▸ **Given task**: Please report every line from the material that contains the word "enero".
***** Records for this task
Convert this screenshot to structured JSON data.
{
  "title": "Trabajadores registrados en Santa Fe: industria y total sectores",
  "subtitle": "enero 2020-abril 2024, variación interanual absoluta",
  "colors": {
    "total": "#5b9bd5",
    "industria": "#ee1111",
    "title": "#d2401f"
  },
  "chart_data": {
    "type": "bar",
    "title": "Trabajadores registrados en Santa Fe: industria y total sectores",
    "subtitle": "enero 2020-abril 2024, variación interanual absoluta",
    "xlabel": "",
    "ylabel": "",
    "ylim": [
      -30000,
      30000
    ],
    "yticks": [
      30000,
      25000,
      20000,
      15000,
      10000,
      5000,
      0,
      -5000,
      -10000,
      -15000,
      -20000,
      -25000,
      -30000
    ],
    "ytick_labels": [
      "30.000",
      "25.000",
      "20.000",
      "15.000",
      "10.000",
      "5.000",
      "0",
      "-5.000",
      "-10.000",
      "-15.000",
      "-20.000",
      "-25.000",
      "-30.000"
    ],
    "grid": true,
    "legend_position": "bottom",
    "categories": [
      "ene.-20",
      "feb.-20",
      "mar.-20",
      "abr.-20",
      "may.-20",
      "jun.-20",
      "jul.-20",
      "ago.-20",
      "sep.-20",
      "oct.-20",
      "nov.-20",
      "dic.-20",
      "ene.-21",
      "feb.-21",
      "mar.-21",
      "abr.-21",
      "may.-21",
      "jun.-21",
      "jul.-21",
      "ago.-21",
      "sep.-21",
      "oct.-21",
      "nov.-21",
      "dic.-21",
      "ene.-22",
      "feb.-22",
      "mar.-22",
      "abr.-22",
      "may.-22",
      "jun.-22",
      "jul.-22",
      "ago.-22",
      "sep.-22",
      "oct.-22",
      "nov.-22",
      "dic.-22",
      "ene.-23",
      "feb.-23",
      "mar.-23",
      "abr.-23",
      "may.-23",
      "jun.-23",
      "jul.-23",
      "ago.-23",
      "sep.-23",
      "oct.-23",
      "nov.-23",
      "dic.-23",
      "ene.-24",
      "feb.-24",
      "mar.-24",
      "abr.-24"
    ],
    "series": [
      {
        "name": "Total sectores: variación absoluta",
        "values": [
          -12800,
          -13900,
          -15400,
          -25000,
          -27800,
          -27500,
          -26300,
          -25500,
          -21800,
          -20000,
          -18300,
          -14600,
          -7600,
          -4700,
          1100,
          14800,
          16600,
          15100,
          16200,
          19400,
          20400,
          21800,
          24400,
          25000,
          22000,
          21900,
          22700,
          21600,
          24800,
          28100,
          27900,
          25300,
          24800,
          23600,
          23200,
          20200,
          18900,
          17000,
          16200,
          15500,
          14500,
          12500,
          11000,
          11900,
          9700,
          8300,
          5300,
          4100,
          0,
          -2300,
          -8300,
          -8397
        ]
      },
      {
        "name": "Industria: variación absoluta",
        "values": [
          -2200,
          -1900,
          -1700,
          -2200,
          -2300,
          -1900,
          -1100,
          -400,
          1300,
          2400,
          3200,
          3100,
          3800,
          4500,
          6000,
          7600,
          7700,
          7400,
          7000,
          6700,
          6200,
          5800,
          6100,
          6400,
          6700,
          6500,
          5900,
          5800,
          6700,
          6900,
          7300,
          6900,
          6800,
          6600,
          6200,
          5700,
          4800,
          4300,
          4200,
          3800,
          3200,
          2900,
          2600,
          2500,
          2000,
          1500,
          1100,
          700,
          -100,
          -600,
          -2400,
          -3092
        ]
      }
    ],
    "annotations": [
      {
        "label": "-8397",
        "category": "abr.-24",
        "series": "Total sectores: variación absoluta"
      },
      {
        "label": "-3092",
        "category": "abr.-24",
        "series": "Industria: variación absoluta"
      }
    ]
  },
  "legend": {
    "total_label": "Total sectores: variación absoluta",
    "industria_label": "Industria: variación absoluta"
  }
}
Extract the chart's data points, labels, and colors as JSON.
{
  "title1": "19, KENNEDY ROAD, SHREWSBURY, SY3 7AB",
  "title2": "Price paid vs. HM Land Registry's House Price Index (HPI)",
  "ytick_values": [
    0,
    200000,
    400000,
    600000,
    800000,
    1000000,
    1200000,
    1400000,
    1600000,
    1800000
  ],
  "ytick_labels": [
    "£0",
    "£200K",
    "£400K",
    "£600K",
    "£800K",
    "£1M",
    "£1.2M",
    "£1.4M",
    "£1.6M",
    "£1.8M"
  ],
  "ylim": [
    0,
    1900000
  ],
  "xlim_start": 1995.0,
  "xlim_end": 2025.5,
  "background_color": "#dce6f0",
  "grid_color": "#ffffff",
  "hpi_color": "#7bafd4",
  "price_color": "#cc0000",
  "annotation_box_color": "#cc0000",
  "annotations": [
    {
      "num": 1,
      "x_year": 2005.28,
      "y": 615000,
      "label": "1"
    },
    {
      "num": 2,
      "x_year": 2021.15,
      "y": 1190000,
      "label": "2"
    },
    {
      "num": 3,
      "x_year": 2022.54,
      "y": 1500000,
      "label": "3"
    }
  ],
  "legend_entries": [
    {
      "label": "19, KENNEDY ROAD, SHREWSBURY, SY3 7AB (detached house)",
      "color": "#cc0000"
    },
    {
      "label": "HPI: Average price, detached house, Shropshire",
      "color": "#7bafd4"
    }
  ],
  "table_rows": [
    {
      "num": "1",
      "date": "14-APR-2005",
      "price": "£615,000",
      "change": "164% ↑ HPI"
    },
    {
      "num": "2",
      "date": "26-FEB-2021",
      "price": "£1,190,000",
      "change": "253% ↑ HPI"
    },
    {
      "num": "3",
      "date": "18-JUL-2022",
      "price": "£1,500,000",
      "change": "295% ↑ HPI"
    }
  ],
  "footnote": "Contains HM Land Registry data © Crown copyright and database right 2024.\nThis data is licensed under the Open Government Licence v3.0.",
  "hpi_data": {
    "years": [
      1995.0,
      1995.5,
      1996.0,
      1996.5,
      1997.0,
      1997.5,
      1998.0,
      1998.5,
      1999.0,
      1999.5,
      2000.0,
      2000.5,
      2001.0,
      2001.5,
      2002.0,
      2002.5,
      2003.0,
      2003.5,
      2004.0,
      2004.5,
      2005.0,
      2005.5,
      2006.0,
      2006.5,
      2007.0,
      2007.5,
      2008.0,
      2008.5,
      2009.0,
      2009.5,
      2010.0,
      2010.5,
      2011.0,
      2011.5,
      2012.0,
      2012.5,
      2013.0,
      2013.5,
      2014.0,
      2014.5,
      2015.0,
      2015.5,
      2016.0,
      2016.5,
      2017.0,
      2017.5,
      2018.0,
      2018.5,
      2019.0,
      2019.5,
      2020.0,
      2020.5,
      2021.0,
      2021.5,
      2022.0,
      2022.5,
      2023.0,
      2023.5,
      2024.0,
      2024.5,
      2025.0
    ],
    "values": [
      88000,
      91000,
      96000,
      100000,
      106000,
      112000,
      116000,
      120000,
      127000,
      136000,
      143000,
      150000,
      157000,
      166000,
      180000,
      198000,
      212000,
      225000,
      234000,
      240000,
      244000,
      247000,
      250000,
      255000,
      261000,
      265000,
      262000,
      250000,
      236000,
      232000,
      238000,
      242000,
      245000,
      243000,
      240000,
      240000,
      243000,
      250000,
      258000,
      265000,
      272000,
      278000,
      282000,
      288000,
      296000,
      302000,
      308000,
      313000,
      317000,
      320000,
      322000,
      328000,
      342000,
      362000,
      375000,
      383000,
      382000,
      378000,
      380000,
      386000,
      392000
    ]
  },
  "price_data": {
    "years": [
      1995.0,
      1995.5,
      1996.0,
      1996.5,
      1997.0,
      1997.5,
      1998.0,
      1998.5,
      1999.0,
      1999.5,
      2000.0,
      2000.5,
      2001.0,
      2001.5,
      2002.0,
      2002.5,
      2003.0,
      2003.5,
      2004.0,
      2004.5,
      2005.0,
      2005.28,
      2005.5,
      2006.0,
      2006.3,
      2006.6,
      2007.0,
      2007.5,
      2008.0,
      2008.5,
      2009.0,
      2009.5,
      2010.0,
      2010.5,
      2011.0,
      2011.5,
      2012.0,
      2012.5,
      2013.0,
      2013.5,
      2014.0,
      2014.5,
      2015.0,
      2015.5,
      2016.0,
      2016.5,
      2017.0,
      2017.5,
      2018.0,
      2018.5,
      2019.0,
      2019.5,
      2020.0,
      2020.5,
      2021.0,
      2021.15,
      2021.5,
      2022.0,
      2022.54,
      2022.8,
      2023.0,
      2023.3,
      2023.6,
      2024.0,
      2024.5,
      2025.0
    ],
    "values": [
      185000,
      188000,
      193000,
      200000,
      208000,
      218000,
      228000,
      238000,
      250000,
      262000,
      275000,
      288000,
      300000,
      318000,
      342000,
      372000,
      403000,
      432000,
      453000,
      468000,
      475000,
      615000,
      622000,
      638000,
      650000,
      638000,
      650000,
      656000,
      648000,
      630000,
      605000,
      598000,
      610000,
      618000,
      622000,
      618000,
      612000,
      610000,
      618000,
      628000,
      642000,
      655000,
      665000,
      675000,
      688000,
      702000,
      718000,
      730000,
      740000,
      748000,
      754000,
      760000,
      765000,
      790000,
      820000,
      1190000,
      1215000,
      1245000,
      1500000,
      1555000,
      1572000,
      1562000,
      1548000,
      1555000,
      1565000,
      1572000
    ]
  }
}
**********
▸ **Task solution**:
  "subtitle": "enero 2020-abril 2024, variación interanual absoluta",
    "subtitle": "enero 2020-abril 2024, variación interanual absoluta",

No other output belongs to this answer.